THE TASK » The entries below need to be written out exactly, with no pictures included.

+===+

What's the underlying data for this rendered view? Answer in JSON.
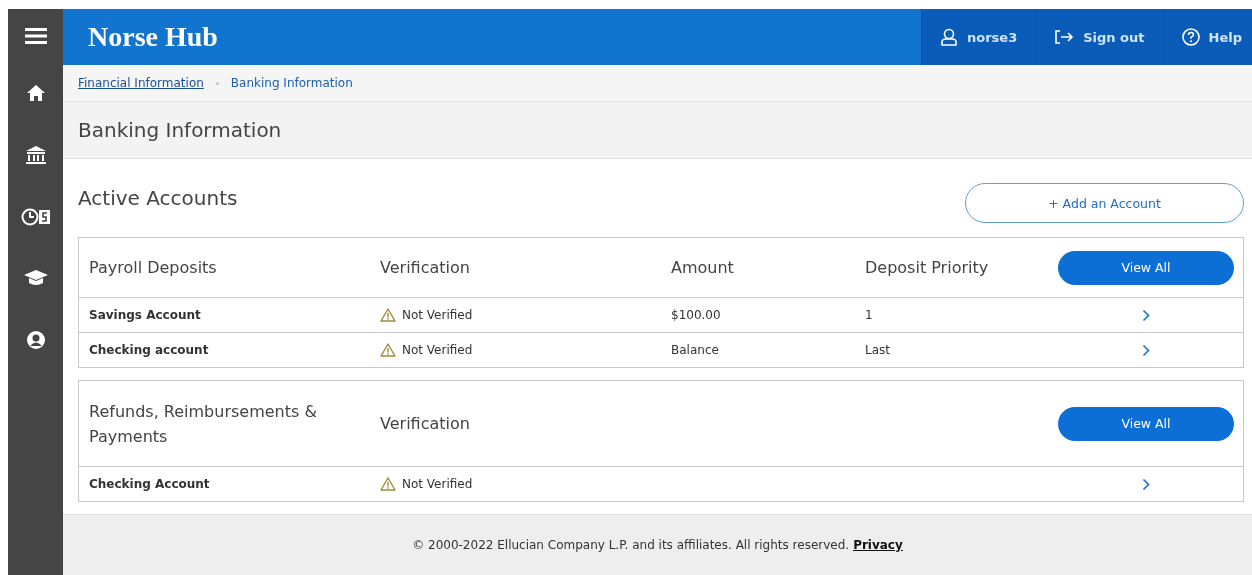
{
  "header": {
    "title": "Norse Hub",
    "user": "norse3",
    "sign_out": "Sign out",
    "help": "Help"
  },
  "breadcrumb": [
    {
      "label": "Financial Information",
      "kind": "link"
    },
    {
      "label": "Banking Information",
      "kind": "current"
    }
  ],
  "page_title": "Banking Information",
  "section": {
    "title": "Active Accounts",
    "add_button": "+ Add an Account"
  },
  "tables": [
    {
      "columns": [
        "Payroll Deposits",
        "Verification",
        "Amount",
        "Deposit Priority"
      ],
      "view_all": "View All",
      "rows": [
        {
          "cells": [
            {
              "text": "Savings Account",
              "kind": "name"
            },
            {
              "text": "Not Verified",
              "kind": "warning"
            },
            {
              "text": "$100.00",
              "kind": "plain"
            },
            {
              "text": "1",
              "kind": "plain"
            }
          ]
        },
        {
          "cells": [
            {
              "text": "Checking account",
              "kind": "name"
            },
            {
              "text": "Not Verified",
              "kind": "warning"
            },
            {
              "text": "Balance",
              "kind": "plain"
            },
            {
              "text": "Last",
              "kind": "plain"
            }
          ]
        }
      ]
    },
    {
      "columns": [
        "Refunds, Reimbursements & Payments",
        "Verification"
      ],
      "view_all": "View All",
      "rows": [
        {
          "cells": [
            {
              "text": "Checking Account",
              "kind": "name"
            },
            {
              "text": "Not Verified",
              "kind": "warning"
            }
          ]
        }
      ]
    }
  ],
  "footer": {
    "text": "© 2000-2022 Ellucian Company L.P. and its affiliates. All rights reserved.",
    "link": "Privacy"
  }
}
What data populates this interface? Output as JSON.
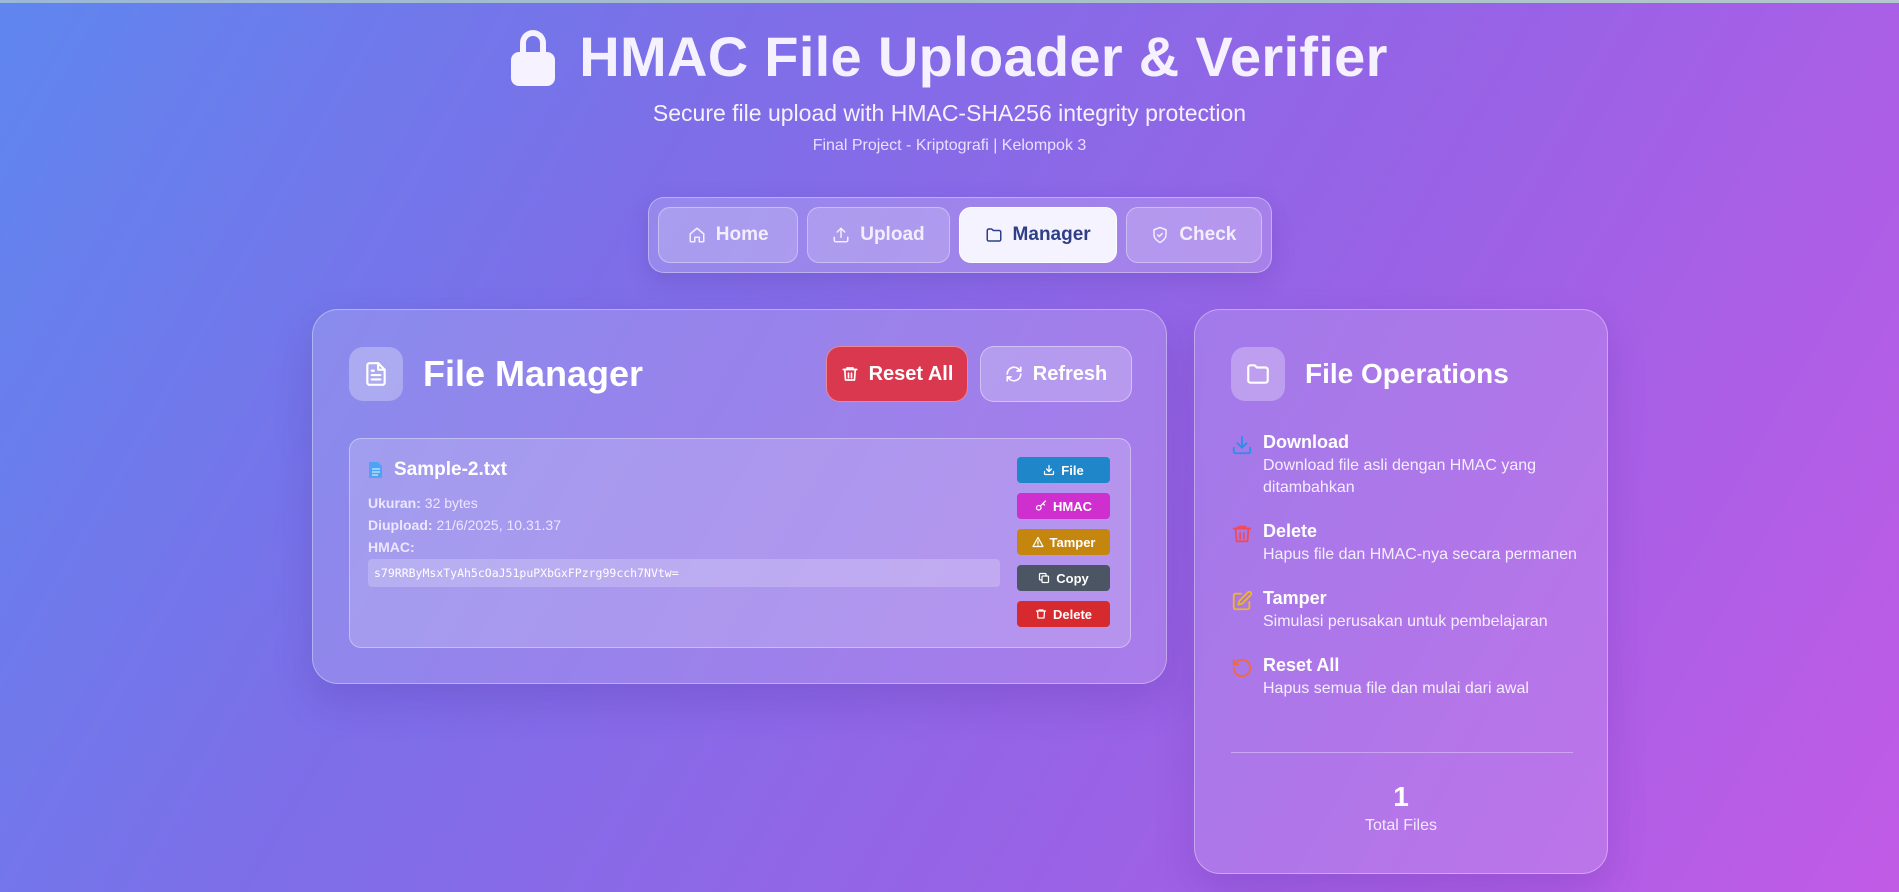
{
  "header": {
    "title": "HMAC File Uploader & Verifier",
    "subtitle": "Secure file upload with HMAC-SHA256 integrity protection",
    "course": "Final Project - Kriptografi | Kelompok 3"
  },
  "nav": {
    "tabs": [
      {
        "label": "Home",
        "icon": "home-icon"
      },
      {
        "label": "Upload",
        "icon": "upload-icon"
      },
      {
        "label": "Manager",
        "icon": "folder-icon",
        "active": true
      },
      {
        "label": "Check",
        "icon": "shield-check-icon"
      }
    ]
  },
  "file_manager": {
    "title": "File Manager",
    "reset_all_label": "Reset All",
    "refresh_label": "Refresh",
    "files": [
      {
        "name": "Sample-2.txt",
        "size_label": "Ukuran:",
        "size": "32 bytes",
        "uploaded_label": "Diupload:",
        "uploaded": "21/6/2025, 10.31.37",
        "hmac_label": "HMAC:",
        "hmac": "s79RRByMsxTyAh5cOaJ51puPXbGxFPzrg99cch7NVtw=",
        "actions": {
          "file": "File",
          "hmac": "HMAC",
          "tamper": "Tamper",
          "copy": "Copy",
          "delete": "Delete"
        }
      }
    ]
  },
  "file_operations": {
    "title": "File Operations",
    "items": [
      {
        "title": "Download",
        "desc": "Download file asli dengan HMAC yang ditambahkan",
        "icon": "download-icon",
        "color": "#2a8fe6"
      },
      {
        "title": "Delete",
        "desc": "Hapus file dan HMAC-nya secara permanen",
        "icon": "trash-icon",
        "color": "#f04a5a"
      },
      {
        "title": "Tamper",
        "desc": "Simulasi perusakan untuk pembelajaran",
        "icon": "edit-icon",
        "color": "#f0b429"
      },
      {
        "title": "Reset All",
        "desc": "Hapus semua file dan mulai dari awal",
        "icon": "rotate-ccw-icon",
        "color": "#f06a3c"
      }
    ],
    "total_count": "1",
    "total_label": "Total Files"
  }
}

+===+

TASK OUTPUT »
What's the underlying data for this rendered view? Answer in JSON.
{
  "header": {
    "title": "Norse Hub",
    "user": "norse3",
    "sign_out": "Sign out",
    "help": "Help"
  },
  "breadcrumb": [
    {
      "label": "Financial Information",
      "kind": "link"
    },
    {
      "label": "Banking Information",
      "kind": "current"
    }
  ],
  "page_title": "Banking Information",
  "section": {
    "title": "Active Accounts",
    "add_button": "+ Add an Account"
  },
  "tables": [
    {
      "columns": [
        "Payroll Deposits",
        "Verification",
        "Amount",
        "Deposit Priority"
      ],
      "view_all": "View All",
      "rows": [
        {
          "cells": [
            {
              "text": "Savings Account",
              "kind": "name"
            },
            {
              "text": "Not Verified",
              "kind": "warning"
            },
            {
              "text": "$100.00",
              "kind": "plain"
            },
            {
              "text": "1",
              "kind": "plain"
            }
          ]
        },
        {
          "cells": [
            {
              "text": "Checking account",
              "kind": "name"
            },
            {
              "text": "Not Verified",
              "kind": "warning"
            },
            {
              "text": "Balance",
              "kind": "plain"
            },
            {
              "text": "Last",
              "kind": "plain"
            }
          ]
        }
      ]
    },
    {
      "columns": [
        "Refunds, Reimbursements & Payments",
        "Verification"
      ],
      "view_all": "View All",
      "rows": [
        {
          "cells": [
            {
              "text": "Checking Account",
              "kind": "name"
            },
            {
              "text": "Not Verified",
              "kind": "warning"
            }
          ]
        }
      ]
    }
  ],
  "footer": {
    "text": "© 2000-2022 Ellucian Company L.P. and its affiliates. All rights reserved.",
    "link": "Privacy"
  }
}
What data populates this interface? Output as JSON.
{
  "header": {
    "title": "HMAC File Uploader & Verifier",
    "subtitle": "Secure file upload with HMAC-SHA256 integrity protection",
    "course": "Final Project - Kriptografi | Kelompok 3"
  },
  "nav": {
    "tabs": [
      {
        "label": "Home",
        "icon": "home-icon"
      },
      {
        "label": "Upload",
        "icon": "upload-icon"
      },
      {
        "label": "Manager",
        "icon": "folder-icon",
        "active": true
      },
      {
        "label": "Check",
        "icon": "shield-check-icon"
      }
    ]
  },
  "file_manager": {
    "title": "File Manager",
    "reset_all_label": "Reset All",
    "refresh_label": "Refresh",
    "files": [
      {
        "name": "Sample-2.txt",
        "size_label": "Ukuran:",
        "size": "32 bytes",
        "uploaded_label": "Diupload:",
        "uploaded": "21/6/2025, 10.31.37",
        "hmac_label": "HMAC:",
        "hmac": "s79RRByMsxTyAh5cOaJ51puPXbGxFPzrg99cch7NVtw=",
        "actions": {
          "file": "File",
          "hmac": "HMAC",
          "tamper": "Tamper",
          "copy": "Copy",
          "delete": "Delete"
        }
      }
    ]
  },
  "file_operations": {
    "title": "File Operations",
    "items": [
      {
        "title": "Download",
        "desc": "Download file asli dengan HMAC yang ditambahkan",
        "icon": "download-icon",
        "color": "#2a8fe6"
      },
      {
        "title": "Delete",
        "desc": "Hapus file dan HMAC-nya secara permanen",
        "icon": "trash-icon",
        "color": "#f04a5a"
      },
      {
        "title": "Tamper",
        "desc": "Simulasi perusakan untuk pembelajaran",
        "icon": "edit-icon",
        "color": "#f0b429"
      },
      {
        "title": "Reset All",
        "desc": "Hapus semua file dan mulai dari awal",
        "icon": "rotate-ccw-icon",
        "color": "#f06a3c"
      }
    ],
    "total_count": "1",
    "total_label": "Total Files"
  }
}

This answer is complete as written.